## Exercise details:
Answer with a number only: how many lines of the data contain "heating"?

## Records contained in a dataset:
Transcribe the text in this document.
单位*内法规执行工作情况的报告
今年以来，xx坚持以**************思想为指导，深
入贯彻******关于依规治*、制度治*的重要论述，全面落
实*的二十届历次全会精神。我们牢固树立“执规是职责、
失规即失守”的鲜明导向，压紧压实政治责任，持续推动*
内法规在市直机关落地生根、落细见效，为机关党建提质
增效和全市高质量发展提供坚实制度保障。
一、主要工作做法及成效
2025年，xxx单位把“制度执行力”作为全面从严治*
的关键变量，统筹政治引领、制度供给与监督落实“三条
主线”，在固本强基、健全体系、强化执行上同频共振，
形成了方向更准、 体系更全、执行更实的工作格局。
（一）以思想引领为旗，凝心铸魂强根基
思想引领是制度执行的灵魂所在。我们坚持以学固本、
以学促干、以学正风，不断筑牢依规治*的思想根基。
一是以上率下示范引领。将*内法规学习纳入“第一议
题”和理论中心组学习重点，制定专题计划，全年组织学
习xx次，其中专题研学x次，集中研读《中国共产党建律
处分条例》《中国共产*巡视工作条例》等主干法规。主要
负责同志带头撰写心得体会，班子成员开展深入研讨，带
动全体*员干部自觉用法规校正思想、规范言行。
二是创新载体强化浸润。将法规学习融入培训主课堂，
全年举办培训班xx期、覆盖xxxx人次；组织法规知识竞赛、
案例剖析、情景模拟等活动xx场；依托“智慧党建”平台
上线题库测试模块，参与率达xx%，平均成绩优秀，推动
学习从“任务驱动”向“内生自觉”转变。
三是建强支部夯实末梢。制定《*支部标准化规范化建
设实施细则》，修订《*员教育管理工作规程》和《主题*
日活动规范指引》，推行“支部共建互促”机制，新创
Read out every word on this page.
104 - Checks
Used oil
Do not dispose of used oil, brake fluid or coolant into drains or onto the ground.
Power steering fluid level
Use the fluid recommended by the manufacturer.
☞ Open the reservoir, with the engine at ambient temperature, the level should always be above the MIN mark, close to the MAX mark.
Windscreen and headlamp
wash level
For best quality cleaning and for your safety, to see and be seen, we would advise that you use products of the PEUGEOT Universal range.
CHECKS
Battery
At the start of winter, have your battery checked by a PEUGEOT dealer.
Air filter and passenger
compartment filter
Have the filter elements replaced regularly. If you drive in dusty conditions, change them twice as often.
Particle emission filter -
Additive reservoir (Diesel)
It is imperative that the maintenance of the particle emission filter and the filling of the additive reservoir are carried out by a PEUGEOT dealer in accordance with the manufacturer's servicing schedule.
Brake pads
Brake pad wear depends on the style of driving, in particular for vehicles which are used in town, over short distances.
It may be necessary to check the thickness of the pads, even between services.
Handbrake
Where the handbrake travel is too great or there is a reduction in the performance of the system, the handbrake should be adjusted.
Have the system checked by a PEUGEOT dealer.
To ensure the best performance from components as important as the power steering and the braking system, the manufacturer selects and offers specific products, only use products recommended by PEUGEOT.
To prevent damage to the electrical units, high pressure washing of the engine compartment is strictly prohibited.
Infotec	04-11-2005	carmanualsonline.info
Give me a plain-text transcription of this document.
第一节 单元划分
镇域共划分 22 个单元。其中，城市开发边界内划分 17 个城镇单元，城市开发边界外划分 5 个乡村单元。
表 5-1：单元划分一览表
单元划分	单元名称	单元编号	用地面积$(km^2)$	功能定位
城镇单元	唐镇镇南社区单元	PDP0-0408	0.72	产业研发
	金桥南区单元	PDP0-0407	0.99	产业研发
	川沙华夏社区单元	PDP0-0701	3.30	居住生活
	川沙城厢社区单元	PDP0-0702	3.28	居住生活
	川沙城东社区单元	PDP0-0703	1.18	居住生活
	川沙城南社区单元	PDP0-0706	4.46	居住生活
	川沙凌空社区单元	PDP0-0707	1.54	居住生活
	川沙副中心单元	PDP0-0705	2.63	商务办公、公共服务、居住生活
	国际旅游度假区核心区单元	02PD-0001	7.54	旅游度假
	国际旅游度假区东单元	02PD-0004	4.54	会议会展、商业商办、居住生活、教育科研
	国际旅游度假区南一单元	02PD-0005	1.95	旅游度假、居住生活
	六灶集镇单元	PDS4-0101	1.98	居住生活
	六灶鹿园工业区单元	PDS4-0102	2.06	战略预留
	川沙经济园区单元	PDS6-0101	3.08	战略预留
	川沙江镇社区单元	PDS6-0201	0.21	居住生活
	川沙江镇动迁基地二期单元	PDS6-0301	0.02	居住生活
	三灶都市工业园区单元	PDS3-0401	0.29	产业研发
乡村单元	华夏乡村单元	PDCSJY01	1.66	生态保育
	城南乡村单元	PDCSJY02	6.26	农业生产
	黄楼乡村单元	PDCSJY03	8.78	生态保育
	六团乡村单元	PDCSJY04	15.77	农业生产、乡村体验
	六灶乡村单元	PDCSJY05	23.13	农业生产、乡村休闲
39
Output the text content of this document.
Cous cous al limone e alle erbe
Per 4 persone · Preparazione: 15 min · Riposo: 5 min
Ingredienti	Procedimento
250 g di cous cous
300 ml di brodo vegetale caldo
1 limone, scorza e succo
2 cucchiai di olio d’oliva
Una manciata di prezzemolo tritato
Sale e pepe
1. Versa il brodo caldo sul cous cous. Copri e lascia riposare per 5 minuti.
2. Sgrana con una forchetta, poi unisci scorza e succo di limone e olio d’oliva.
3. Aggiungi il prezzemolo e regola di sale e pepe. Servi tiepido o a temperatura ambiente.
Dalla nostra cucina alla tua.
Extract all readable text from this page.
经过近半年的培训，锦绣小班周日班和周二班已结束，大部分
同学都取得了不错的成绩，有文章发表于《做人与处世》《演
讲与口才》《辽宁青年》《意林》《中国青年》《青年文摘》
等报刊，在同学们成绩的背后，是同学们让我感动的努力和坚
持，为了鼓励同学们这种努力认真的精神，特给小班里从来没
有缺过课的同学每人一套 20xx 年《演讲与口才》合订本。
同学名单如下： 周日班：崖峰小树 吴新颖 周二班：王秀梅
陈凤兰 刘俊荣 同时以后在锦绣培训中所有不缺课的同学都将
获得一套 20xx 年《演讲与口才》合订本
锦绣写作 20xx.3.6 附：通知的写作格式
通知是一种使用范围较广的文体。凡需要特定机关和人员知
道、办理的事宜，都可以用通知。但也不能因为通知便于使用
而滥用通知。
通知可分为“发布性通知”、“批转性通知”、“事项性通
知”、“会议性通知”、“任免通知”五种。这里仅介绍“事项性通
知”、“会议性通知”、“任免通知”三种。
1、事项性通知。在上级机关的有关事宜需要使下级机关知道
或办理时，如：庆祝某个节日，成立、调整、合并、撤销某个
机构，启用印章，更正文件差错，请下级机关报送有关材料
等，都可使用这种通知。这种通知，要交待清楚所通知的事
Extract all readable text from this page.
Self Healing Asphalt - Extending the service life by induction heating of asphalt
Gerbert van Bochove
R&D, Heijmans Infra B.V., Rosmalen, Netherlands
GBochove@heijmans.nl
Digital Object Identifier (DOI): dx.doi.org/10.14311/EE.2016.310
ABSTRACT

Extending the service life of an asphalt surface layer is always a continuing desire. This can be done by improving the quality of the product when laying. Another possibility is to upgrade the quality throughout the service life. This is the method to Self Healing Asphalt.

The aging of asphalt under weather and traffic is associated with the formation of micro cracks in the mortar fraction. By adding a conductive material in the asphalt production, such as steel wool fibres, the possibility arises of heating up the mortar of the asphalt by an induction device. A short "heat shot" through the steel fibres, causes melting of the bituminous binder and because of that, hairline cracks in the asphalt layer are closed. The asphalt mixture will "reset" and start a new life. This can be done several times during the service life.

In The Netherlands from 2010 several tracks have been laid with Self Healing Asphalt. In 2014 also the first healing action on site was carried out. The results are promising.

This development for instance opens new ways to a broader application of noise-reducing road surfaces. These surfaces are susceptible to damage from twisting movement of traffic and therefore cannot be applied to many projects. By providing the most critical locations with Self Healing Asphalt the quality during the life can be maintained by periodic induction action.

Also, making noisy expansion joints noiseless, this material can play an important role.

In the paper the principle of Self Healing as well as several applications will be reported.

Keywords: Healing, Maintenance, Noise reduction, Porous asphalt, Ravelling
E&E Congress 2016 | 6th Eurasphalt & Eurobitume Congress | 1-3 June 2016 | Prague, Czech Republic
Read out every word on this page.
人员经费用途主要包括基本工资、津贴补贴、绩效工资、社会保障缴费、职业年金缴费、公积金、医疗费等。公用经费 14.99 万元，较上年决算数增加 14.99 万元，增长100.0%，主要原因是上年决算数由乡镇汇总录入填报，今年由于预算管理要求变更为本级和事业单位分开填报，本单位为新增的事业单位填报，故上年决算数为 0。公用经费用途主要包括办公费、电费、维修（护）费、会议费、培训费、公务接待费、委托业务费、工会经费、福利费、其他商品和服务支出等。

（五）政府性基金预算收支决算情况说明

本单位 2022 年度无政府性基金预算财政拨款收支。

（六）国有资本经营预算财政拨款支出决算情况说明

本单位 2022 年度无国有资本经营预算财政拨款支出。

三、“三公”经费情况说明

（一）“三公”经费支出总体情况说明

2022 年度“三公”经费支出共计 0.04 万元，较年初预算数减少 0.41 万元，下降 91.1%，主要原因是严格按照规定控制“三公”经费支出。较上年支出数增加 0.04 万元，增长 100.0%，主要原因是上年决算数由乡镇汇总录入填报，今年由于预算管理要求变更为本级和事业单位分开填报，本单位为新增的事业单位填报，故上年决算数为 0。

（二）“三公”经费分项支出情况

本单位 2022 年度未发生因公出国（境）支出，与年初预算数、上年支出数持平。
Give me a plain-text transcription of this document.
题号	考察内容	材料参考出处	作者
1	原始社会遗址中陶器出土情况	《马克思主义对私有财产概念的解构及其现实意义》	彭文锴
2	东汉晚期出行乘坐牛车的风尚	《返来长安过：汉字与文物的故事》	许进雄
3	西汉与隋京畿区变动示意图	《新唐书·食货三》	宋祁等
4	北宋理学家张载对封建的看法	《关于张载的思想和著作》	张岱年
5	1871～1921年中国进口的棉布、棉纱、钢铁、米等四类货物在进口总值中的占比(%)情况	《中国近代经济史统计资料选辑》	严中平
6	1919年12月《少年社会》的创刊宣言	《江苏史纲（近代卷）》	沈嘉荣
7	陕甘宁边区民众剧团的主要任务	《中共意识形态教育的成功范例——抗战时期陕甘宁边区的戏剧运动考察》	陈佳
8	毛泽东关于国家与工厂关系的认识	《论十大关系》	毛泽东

## Correct result:
2